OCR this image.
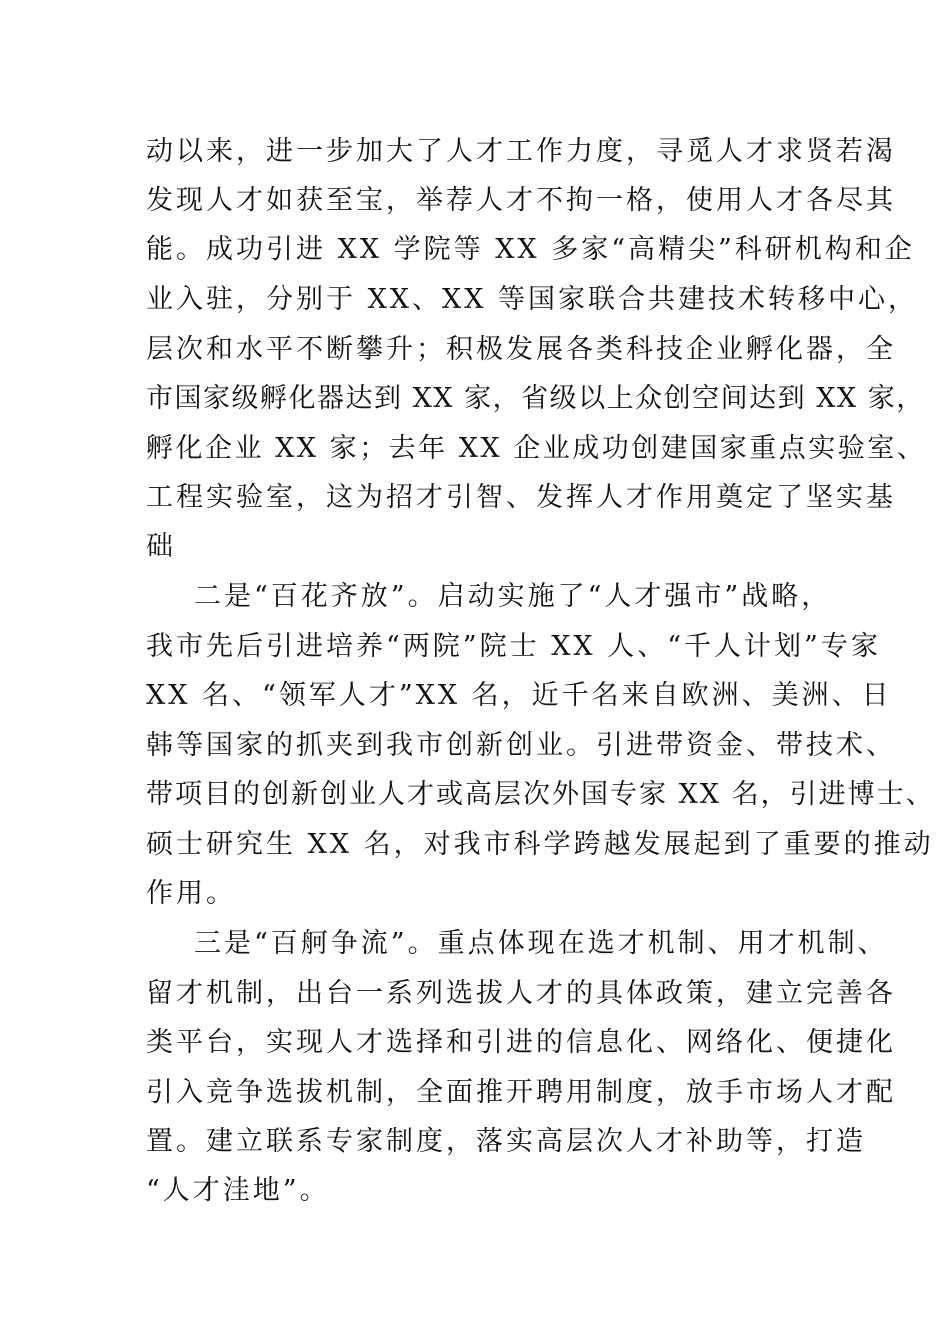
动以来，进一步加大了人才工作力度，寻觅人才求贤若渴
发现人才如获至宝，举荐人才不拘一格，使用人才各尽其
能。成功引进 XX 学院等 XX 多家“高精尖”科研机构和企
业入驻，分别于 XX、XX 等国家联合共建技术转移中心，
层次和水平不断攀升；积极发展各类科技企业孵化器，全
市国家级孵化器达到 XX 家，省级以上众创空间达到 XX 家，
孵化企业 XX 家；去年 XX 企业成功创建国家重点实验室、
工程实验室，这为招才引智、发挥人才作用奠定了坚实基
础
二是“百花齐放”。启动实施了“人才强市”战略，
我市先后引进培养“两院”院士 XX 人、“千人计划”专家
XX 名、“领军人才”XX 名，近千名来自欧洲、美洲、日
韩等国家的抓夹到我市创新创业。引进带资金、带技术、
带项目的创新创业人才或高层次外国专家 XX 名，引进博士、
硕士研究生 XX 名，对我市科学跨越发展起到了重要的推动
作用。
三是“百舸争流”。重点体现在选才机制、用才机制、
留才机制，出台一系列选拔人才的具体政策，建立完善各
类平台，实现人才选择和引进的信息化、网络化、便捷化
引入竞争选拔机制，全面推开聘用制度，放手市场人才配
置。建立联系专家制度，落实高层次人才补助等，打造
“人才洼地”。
--*--
Print the full listing exactly, dropping the pictures.

**Solution to this problem:**
OCR this image.
动以来，进一步加大了人才工作力度，寻觅人才求贤若渴
发现人才如获至宝，举荐人才不拘一格，使用人才各尽其
能。成功引进 XX 学院等 XX 多家“高精尖”科研机构和企
业入驻，分别于 XX、XX 等国家联合共建技术转移中心，
层次和水平不断攀升；积极发展各类科技企业孵化器，全
市国家级孵化器达到 XX 家，省级以上众创空间达到 XX 家，
孵化企业 XX 家；去年 XX 企业成功创建国家重点实验室、
工程实验室，这为招才引智、发挥人才作用奠定了坚实基
础
二是“百花齐放”。启动实施了“人才强市”战略，
我市先后引进培养“两院”院士 XX 人、“千人计划”专家
XX 名、“领军人才”XX 名，近千名来自欧洲、美洲、日
韩等国家的抓夹到我市创新创业。引进带资金、带技术、
带项目的创新创业人才或高层次外国专家 XX 名，引进博士、
硕士研究生 XX 名，对我市科学跨越发展起到了重要的推动
作用。
三是“百舸争流”。重点体现在选才机制、用才机制、
留才机制，出台一系列选拔人才的具体政策，建立完善各
类平台，实现人才选择和引进的信息化、网络化、便捷化
引入竞争选拔机制，全面推开聘用制度，放手市场人才配
置。建立联系专家制度，落实高层次人才补助等，打造
“人才洼地”。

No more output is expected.